What is the number of lines in the entries below that include the word "this"? Provide the number only.

───── RECORDS TO USE

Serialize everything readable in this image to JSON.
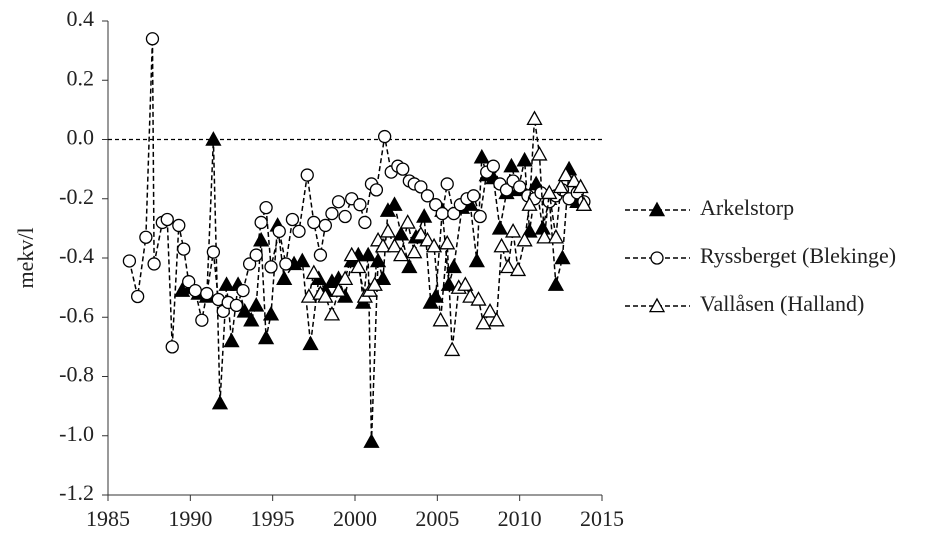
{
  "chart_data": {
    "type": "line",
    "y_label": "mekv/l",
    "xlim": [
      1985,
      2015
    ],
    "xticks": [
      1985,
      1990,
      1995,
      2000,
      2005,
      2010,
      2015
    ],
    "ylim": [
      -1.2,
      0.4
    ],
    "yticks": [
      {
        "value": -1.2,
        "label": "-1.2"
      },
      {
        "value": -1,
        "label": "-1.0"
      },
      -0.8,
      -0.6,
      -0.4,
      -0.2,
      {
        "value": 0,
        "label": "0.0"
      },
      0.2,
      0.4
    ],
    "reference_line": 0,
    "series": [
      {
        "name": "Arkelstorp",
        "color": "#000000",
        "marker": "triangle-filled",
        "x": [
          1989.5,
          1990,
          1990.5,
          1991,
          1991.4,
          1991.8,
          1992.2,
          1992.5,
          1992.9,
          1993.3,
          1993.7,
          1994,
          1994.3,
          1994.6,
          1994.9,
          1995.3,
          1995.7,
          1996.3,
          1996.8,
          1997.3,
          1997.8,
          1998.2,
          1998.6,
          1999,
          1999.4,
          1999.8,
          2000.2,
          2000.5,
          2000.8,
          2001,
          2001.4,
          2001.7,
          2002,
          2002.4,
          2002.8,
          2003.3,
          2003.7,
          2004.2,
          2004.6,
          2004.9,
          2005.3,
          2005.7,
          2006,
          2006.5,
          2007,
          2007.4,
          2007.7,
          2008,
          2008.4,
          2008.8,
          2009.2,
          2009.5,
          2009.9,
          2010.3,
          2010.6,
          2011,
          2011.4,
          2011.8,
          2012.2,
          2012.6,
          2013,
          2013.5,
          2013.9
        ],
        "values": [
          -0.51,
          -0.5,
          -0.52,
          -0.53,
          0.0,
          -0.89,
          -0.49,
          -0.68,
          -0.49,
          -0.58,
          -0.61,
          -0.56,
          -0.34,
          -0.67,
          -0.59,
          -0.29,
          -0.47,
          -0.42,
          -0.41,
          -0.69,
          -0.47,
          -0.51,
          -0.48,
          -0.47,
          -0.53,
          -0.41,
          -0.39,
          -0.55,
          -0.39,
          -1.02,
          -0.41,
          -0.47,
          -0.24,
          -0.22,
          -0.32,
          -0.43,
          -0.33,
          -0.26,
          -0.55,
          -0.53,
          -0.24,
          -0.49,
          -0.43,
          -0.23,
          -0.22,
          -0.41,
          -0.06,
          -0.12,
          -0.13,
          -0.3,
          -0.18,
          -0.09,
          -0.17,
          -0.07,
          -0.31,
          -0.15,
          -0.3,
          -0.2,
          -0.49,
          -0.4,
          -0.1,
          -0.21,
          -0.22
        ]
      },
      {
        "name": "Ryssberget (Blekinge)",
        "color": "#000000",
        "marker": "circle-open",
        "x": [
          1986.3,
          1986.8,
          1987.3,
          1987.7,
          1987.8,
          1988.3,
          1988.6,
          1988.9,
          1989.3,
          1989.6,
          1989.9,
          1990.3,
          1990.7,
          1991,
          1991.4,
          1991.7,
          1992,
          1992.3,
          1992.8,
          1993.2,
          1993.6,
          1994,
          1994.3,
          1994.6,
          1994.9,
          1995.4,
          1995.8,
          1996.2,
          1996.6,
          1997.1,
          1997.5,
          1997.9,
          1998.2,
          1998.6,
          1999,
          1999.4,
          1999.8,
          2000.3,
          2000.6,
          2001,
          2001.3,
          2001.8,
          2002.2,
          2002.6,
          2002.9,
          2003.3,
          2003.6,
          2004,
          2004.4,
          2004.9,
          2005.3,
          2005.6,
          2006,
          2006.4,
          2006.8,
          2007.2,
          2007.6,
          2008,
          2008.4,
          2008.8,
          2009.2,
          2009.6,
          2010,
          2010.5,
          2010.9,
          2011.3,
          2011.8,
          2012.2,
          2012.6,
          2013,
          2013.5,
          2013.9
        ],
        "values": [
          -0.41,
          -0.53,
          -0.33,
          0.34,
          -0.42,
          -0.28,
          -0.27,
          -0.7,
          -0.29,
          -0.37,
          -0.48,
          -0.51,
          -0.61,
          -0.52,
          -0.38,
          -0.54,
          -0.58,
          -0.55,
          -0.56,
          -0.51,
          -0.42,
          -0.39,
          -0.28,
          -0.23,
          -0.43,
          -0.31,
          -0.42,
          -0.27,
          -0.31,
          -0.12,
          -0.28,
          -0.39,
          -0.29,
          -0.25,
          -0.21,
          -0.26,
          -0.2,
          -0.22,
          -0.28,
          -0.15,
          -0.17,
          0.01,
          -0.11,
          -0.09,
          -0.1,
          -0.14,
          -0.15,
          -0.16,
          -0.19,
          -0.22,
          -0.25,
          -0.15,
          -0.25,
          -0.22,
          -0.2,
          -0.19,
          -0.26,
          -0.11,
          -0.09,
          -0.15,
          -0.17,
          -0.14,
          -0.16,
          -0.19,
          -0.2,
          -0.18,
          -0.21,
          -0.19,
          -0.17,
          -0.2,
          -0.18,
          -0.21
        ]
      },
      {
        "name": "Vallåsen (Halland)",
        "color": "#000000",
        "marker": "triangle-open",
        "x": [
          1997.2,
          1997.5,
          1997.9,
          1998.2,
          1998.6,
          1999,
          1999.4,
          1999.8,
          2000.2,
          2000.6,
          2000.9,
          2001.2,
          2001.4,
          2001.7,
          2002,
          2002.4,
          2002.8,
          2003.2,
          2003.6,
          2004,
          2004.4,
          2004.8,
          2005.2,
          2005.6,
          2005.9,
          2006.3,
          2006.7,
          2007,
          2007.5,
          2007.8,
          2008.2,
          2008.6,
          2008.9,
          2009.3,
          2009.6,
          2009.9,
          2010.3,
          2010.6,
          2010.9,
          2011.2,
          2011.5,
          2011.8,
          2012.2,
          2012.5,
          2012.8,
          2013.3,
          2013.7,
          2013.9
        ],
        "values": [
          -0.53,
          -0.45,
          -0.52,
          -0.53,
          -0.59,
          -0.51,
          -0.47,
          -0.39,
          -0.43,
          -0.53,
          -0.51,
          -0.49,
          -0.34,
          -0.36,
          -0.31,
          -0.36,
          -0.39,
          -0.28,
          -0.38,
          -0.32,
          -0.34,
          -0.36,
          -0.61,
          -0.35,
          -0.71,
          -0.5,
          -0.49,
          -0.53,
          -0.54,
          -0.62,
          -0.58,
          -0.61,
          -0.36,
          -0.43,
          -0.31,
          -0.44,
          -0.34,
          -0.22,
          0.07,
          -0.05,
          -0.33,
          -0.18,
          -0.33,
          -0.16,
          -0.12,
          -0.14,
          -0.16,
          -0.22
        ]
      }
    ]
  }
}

──────────
───── RECORDS TO USE

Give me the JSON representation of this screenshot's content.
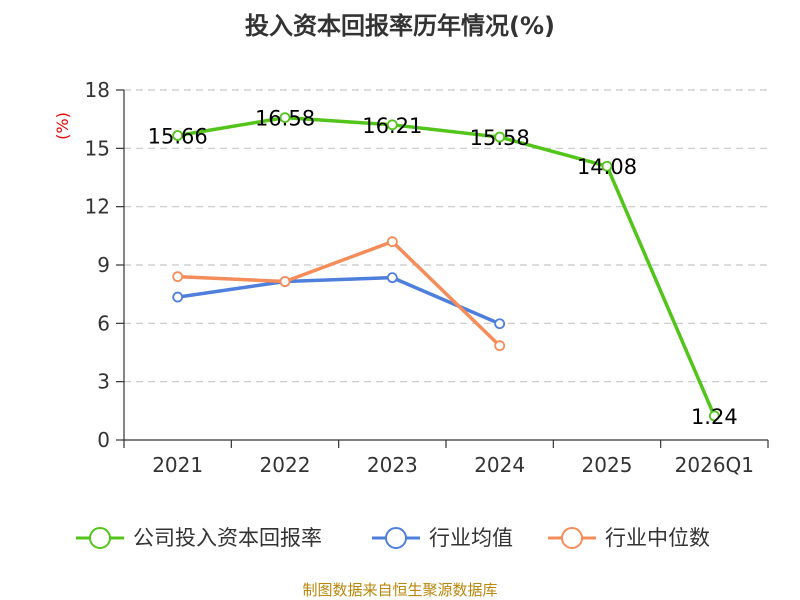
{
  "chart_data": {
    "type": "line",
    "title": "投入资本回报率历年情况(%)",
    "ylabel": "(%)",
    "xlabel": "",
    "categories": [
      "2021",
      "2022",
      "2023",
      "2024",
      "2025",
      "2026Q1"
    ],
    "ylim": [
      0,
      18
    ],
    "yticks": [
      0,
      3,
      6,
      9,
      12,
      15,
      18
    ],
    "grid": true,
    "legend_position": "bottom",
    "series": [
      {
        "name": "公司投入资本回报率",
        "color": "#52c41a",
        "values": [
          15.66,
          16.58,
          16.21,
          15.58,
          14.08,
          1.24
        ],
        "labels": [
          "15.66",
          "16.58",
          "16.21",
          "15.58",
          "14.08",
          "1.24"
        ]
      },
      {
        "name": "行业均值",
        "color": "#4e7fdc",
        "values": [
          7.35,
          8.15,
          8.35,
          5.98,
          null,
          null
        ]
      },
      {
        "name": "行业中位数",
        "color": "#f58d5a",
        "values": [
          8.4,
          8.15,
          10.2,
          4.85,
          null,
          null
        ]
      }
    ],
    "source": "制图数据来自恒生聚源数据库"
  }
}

──────────

# [ANSWER TO THE TASK]
2